(Figure record listings)
%%

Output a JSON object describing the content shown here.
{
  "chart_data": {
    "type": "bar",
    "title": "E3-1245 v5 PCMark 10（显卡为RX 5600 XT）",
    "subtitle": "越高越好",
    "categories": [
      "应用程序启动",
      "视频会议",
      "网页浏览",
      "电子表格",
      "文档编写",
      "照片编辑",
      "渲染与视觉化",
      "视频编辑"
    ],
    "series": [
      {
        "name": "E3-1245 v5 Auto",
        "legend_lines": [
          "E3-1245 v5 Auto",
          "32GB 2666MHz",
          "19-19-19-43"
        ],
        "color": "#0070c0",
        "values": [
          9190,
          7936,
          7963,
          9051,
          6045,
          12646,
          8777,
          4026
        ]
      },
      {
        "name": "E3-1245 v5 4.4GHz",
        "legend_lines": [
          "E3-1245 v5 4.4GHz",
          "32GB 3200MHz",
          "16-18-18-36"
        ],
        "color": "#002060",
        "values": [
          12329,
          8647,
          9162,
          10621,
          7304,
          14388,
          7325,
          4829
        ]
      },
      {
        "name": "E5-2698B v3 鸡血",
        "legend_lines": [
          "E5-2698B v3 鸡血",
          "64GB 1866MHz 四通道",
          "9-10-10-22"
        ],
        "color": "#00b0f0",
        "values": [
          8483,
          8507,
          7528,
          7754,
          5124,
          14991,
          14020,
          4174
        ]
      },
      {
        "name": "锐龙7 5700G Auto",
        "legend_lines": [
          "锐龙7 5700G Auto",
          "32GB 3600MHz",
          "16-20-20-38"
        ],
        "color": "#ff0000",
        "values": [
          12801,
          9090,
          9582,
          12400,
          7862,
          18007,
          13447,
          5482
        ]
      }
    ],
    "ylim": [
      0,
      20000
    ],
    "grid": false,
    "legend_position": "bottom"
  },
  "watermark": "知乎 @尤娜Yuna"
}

%%

*Short problem:*
Please quote every record above exactly as it appears.

*Answer for the task:*
Output a JSON object describing the content shown here.
{
  "chart_data": {
    "type": "bar",
    "title": "E3-1245 v5 PCMark 10（显卡为RX 5600 XT）",
    "subtitle": "越高越好",
    "categories": [
      "应用程序启动",
      "视频会议",
      "网页浏览",
      "电子表格",
      "文档编写",
      "照片编辑",
      "渲染与视觉化",
      "视频编辑"
    ],
    "series": [
      {
        "name": "E3-1245 v5 Auto",
        "legend_lines": [
          "E3-1245 v5 Auto",
          "32GB 2666MHz",
          "19-19-19-43"
        ],
        "color": "#0070c0",
        "values": [
          9190,
          7936,
          7963,
          9051,
          6045,
          12646,
          8777,
          4026
        ]
      },
      {
        "name": "E3-1245 v5 4.4GHz",
        "legend_lines": [
          "E3-1245 v5 4.4GHz",
          "32GB 3200MHz",
          "16-18-18-36"
        ],
        "color": "#002060",
        "values": [
          12329,
          8647,
          9162,
          10621,
          7304,
          14388,
          7325,
          4829
        ]
      },
      {
        "name": "E5-2698B v3 鸡血",
        "legend_lines": [
          "E5-2698B v3 鸡血",
          "64GB 1866MHz 四通道",
          "9-10-10-22"
        ],
        "color": "#00b0f0",
        "values": [
          8483,
          8507,
          7528,
          7754,
          5124,
          14991,
          14020,
          4174
        ]
      },
      {
        "name": "锐龙7 5700G Auto",
        "legend_lines": [
          "锐龙7 5700G Auto",
          "32GB 3600MHz",
          "16-20-20-38"
        ],
        "color": "#ff0000",
        "values": [
          12801,
          9090,
          9582,
          12400,
          7862,
          18007,
          13447,
          5482
        ]
      }
    ],
    "ylim": [
      0,
      20000
    ],
    "grid": false,
    "legend_position": "bottom"
  },
  "watermark": "知乎 @尤娜Yuna"
}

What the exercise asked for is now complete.